→ What you will do
Using the entries below, quote exactly the span of lines that begins with the line containing "Convert this document image to plain text." and ends with the final line.

→ Information supplied

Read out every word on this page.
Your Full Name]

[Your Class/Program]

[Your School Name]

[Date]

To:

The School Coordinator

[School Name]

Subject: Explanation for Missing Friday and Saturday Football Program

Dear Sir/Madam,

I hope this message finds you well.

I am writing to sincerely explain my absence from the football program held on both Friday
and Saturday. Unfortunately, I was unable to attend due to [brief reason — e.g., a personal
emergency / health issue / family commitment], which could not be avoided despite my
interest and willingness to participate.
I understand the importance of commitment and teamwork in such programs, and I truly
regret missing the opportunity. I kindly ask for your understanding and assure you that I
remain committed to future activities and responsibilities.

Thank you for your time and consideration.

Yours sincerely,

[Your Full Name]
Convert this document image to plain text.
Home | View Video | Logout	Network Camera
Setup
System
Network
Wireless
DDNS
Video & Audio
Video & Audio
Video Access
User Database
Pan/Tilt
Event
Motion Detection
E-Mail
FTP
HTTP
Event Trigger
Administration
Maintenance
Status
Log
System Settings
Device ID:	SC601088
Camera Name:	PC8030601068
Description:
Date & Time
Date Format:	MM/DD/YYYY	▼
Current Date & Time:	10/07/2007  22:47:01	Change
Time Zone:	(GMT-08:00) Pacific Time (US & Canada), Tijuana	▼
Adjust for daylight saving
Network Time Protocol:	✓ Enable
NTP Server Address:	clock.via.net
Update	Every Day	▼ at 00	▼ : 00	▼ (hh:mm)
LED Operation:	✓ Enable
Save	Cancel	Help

→ Result for this exercise
Convert this document image to plain text.
Home | View Video | Logout	Network Camera
Setup
System
Network
Wireless
DDNS
Video & Audio
Video & Audio
Video Access
User Database
Pan/Tilt
Event
Motion Detection
E-Mail
FTP
HTTP
Event Trigger
Administration
Maintenance
Status
Log
System Settings
Device ID:	SC601088
Camera Name:	PC8030601068
Description:
Date & Time
Date Format:	MM/DD/YYYY	▼
Current Date & Time:	10/07/2007  22:47:01	Change
Time Zone:	(GMT-08:00) Pacific Time (US & Canada), Tijuana	▼
Adjust for daylight saving
Network Time Protocol:	✓ Enable
NTP Server Address:	clock.via.net
Update	Every Day	▼ at 00	▼ : 00	▼ (hh:mm)
LED Operation:	✓ Enable
Save	Cancel	Help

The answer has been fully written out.